WHAT THE EXERCISE ASKS – Please reproduce every record, keeping each one exactly as written.

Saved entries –
______

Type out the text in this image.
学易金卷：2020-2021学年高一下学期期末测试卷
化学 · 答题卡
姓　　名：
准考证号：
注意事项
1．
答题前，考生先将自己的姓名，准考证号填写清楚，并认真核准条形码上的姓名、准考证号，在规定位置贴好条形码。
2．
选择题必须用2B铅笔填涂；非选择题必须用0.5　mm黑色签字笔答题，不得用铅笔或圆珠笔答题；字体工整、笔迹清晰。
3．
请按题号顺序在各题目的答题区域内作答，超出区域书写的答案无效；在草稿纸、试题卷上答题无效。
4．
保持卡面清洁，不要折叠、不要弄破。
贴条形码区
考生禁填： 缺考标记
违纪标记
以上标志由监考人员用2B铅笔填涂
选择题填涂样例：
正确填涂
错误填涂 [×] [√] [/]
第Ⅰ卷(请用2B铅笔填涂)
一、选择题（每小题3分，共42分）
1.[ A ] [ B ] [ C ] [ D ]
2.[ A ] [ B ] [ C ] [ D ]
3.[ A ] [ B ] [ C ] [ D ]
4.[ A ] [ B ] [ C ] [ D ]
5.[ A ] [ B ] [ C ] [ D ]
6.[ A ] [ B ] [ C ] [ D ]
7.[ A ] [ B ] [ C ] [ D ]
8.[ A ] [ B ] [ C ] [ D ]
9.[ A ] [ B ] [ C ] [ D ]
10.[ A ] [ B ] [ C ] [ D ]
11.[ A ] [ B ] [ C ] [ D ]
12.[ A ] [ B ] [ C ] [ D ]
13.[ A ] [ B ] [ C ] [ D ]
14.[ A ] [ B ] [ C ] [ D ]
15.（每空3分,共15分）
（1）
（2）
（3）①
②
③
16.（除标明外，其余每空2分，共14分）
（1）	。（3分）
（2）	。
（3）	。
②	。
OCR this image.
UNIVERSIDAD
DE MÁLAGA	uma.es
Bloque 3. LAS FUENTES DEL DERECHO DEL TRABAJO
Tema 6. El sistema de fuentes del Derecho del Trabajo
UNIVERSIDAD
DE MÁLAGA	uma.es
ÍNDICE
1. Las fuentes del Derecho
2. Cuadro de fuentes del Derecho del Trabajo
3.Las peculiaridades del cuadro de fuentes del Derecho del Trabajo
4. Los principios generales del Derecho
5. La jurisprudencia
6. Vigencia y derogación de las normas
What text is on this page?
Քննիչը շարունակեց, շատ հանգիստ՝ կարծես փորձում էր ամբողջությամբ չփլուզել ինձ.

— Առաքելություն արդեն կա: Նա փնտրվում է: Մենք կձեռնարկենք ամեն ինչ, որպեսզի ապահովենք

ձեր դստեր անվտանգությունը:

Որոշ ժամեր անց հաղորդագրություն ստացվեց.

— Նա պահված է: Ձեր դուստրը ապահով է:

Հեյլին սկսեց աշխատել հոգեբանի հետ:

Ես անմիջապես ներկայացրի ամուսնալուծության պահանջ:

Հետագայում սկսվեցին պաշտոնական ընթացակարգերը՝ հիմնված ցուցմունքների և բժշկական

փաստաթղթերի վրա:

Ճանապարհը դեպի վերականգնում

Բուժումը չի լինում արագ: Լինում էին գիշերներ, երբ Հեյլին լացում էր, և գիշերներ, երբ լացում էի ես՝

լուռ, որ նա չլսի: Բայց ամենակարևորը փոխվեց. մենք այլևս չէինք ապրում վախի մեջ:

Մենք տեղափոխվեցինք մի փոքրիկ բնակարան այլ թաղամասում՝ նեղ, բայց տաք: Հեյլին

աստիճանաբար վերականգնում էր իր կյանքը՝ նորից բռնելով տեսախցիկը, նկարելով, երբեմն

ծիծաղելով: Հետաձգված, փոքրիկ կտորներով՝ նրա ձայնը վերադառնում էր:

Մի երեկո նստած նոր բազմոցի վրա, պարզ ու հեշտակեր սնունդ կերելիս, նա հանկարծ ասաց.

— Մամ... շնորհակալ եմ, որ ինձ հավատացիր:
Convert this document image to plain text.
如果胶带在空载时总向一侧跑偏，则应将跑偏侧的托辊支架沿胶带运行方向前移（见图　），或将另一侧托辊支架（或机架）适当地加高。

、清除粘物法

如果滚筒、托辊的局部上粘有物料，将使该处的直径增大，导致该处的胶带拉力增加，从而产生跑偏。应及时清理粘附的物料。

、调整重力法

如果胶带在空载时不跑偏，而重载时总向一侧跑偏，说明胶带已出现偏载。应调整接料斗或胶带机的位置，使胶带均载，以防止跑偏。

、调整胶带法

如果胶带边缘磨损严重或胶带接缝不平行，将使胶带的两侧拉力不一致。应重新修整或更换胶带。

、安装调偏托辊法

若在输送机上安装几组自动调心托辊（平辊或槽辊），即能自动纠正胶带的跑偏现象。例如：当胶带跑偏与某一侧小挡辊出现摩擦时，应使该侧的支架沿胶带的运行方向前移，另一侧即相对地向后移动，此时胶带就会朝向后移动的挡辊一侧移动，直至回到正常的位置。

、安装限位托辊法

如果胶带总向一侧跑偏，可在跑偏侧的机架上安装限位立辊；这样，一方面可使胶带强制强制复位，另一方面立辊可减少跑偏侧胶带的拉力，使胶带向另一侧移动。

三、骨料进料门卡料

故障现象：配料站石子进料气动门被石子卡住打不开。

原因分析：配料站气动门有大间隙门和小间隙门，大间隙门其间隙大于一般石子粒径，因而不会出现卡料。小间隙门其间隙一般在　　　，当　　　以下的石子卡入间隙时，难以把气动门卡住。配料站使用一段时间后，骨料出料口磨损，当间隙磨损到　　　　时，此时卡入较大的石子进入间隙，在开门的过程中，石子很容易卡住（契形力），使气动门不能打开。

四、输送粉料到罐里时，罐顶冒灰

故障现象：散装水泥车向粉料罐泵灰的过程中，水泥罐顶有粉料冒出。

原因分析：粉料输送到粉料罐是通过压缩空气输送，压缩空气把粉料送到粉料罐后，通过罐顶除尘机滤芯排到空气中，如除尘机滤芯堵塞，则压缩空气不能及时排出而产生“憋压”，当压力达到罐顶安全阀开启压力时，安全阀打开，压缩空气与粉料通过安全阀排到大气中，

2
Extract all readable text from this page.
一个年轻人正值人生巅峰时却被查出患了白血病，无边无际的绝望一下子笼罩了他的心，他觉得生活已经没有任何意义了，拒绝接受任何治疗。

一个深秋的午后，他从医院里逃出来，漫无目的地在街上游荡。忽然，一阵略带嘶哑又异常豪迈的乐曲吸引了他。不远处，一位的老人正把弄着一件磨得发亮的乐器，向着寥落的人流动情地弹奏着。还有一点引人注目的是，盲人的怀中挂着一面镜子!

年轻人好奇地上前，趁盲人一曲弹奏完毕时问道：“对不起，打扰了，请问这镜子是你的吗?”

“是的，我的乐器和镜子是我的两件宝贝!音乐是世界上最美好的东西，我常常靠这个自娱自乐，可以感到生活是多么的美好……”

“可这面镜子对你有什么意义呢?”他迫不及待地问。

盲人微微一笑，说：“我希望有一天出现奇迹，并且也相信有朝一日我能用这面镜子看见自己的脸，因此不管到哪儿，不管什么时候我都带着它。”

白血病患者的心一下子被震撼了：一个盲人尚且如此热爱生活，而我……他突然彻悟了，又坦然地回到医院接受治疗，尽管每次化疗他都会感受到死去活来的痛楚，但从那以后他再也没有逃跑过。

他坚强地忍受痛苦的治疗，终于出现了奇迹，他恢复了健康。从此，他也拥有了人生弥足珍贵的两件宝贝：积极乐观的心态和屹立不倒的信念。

______

TASK OUTPUT –
Type out the text in this image.
学易金卷：2020-2021学年高一下学期期末测试卷
化学 · 答题卡
姓　　名：
准考证号：
注意事项
1．
答题前，考生先将自己的姓名，准考证号填写清楚，并认真核准条形码上的姓名、准考证号，在规定位置贴好条形码。
2．
选择题必须用2B铅笔填涂；非选择题必须用0.5　mm黑色签字笔答题，不得用铅笔或圆珠笔答题；字体工整、笔迹清晰。
3．
请按题号顺序在各题目的答题区域内作答，超出区域书写的答案无效；在草稿纸、试题卷上答题无效。
4．
保持卡面清洁，不要折叠、不要弄破。
贴条形码区
考生禁填： 缺考标记
违纪标记
以上标志由监考人员用2B铅笔填涂
选择题填涂样例：
正确填涂
错误填涂 [×] [√] [/]
第Ⅰ卷(请用2B铅笔填涂)
一、选择题（每小题3分，共42分）
1.[ A ] [ B ] [ C ] [ D ]
2.[ A ] [ B ] [ C ] [ D ]
3.[ A ] [ B ] [ C ] [ D ]
4.[ A ] [ B ] [ C ] [ D ]
5.[ A ] [ B ] [ C ] [ D ]
6.[ A ] [ B ] [ C ] [ D ]
7.[ A ] [ B ] [ C ] [ D ]
8.[ A ] [ B ] [ C ] [ D ]
9.[ A ] [ B ] [ C ] [ D ]
10.[ A ] [ B ] [ C ] [ D ]
11.[ A ] [ B ] [ C ] [ D ]
12.[ A ] [ B ] [ C ] [ D ]
13.[ A ] [ B ] [ C ] [ D ]
14.[ A ] [ B ] [ C ] [ D ]
15.（每空3分,共15分）
（1）
（2）
（3）①
②
③
16.（除标明外，其余每空2分，共14分）
（1）	。（3分）
（2）	。
（3）	。
②	。
OCR this image.
UNIVERSIDAD
DE MÁLAGA	uma.es
Bloque 3. LAS FUENTES DEL DERECHO DEL TRABAJO
Tema 6. El sistema de fuentes del Derecho del Trabajo
UNIVERSIDAD
DE MÁLAGA	uma.es
ÍNDICE
1. Las fuentes del Derecho
2. Cuadro de fuentes del Derecho del Trabajo
3.Las peculiaridades del cuadro de fuentes del Derecho del Trabajo
4. Los principios generales del Derecho
5. La jurisprudencia
6. Vigencia y derogación de las normas
What text is on this page?
Քննիչը շարունակեց, շատ հանգիստ՝ կարծես փորձում էր ամբողջությամբ չփլուզել ինձ.

— Առաքելություն արդեն կա: Նա փնտրվում է: Մենք կձեռնարկենք ամեն ինչ, որպեսզի ապահովենք

ձեր դստեր անվտանգությունը:

Որոշ ժամեր անց հաղորդագրություն ստացվեց.

— Նա պահված է: Ձեր դուստրը ապահով է:

Հեյլին սկսեց աշխատել հոգեբանի հետ:

Ես անմիջապես ներկայացրի ամուսնալուծության պահանջ:

Հետագայում սկսվեցին պաշտոնական ընթացակարգերը՝ հիմնված ցուցմունքների և բժշկական

փաստաթղթերի վրա:

Ճանապարհը դեպի վերականգնում

Բուժումը չի լինում արագ: Լինում էին գիշերներ, երբ Հեյլին լացում էր, և գիշերներ, երբ լացում էի ես՝

լուռ, որ նա չլսի: Բայց ամենակարևորը փոխվեց. մենք այլևս չէինք ապրում վախի մեջ:

Մենք տեղափոխվեցինք մի փոքրիկ բնակարան այլ թաղամասում՝ նեղ, բայց տաք: Հեյլին

աստիճանաբար վերականգնում էր իր կյանքը՝ նորից բռնելով տեսախցիկը, նկարելով, երբեմն

ծիծաղելով: Հետաձգված, փոքրիկ կտորներով՝ նրա ձայնը վերադառնում էր:

Մի երեկո նստած նոր բազմոցի վրա, պարզ ու հեշտակեր սնունդ կերելիս, նա հանկարծ ասաց.

— Մամ... շնորհակալ եմ, որ ինձ հավատացիր:
Convert this document image to plain text.
如果胶带在空载时总向一侧跑偏，则应将跑偏侧的托辊支架沿胶带运行方向前移（见图　），或将另一侧托辊支架（或机架）适当地加高。

、清除粘物法

如果滚筒、托辊的局部上粘有物料，将使该处的直径增大，导致该处的胶带拉力增加，从而产生跑偏。应及时清理粘附的物料。

、调整重力法

如果胶带在空载时不跑偏，而重载时总向一侧跑偏，说明胶带已出现偏载。应调整接料斗或胶带机的位置，使胶带均载，以防止跑偏。

、调整胶带法

如果胶带边缘磨损严重或胶带接缝不平行，将使胶带的两侧拉力不一致。应重新修整或更换胶带。

、安装调偏托辊法

若在输送机上安装几组自动调心托辊（平辊或槽辊），即能自动纠正胶带的跑偏现象。例如：当胶带跑偏与某一侧小挡辊出现摩擦时，应使该侧的支架沿胶带的运行方向前移，另一侧即相对地向后移动，此时胶带就会朝向后移动的挡辊一侧移动，直至回到正常的位置。

、安装限位托辊法

如果胶带总向一侧跑偏，可在跑偏侧的机架上安装限位立辊；这样，一方面可使胶带强制强制复位，另一方面立辊可减少跑偏侧胶带的拉力，使胶带向另一侧移动。

三、骨料进料门卡料

故障现象：配料站石子进料气动门被石子卡住打不开。

原因分析：配料站气动门有大间隙门和小间隙门，大间隙门其间隙大于一般石子粒径，因而不会出现卡料。小间隙门其间隙一般在　　　，当　　　以下的石子卡入间隙时，难以把气动门卡住。配料站使用一段时间后，骨料出料口磨损，当间隙磨损到　　　　时，此时卡入较大的石子进入间隙，在开门的过程中，石子很容易卡住（契形力），使气动门不能打开。

四、输送粉料到罐里时，罐顶冒灰

故障现象：散装水泥车向粉料罐泵灰的过程中，水泥罐顶有粉料冒出。

原因分析：粉料输送到粉料罐是通过压缩空气输送，压缩空气把粉料送到粉料罐后，通过罐顶除尘机滤芯排到空气中，如除尘机滤芯堵塞，则压缩空气不能及时排出而产生“憋压”，当压力达到罐顶安全阀开启压力时，安全阀打开，压缩空气与粉料通过安全阀排到大气中，

2
Extract all readable text from this page.
一个年轻人正值人生巅峰时却被查出患了白血病，无边无际的绝望一下子笼罩了他的心，他觉得生活已经没有任何意义了，拒绝接受任何治疗。

一个深秋的午后，他从医院里逃出来，漫无目的地在街上游荡。忽然，一阵略带嘶哑又异常豪迈的乐曲吸引了他。不远处，一位的老人正把弄着一件磨得发亮的乐器，向着寥落的人流动情地弹奏着。还有一点引人注目的是，盲人的怀中挂着一面镜子!

年轻人好奇地上前，趁盲人一曲弹奏完毕时问道：“对不起，打扰了，请问这镜子是你的吗?”

“是的，我的乐器和镜子是我的两件宝贝!音乐是世界上最美好的东西，我常常靠这个自娱自乐，可以感到生活是多么的美好……”

“可这面镜子对你有什么意义呢?”他迫不及待地问。

盲人微微一笑，说：“我希望有一天出现奇迹，并且也相信有朝一日我能用这面镜子看见自己的脸，因此不管到哪儿，不管什么时候我都带着它。”

白血病患者的心一下子被震撼了：一个盲人尚且如此热爱生活，而我……他突然彻悟了，又坦然地回到医院接受治疗，尽管每次化疗他都会感受到死去活来的痛楚，但从那以后他再也没有逃跑过。

他坚强地忍受痛苦的治疗，终于出现了奇迹，他恢复了健康。从此，他也拥有了人生弥足珍贵的两件宝贝：积极乐观的心态和屹立不倒的信念。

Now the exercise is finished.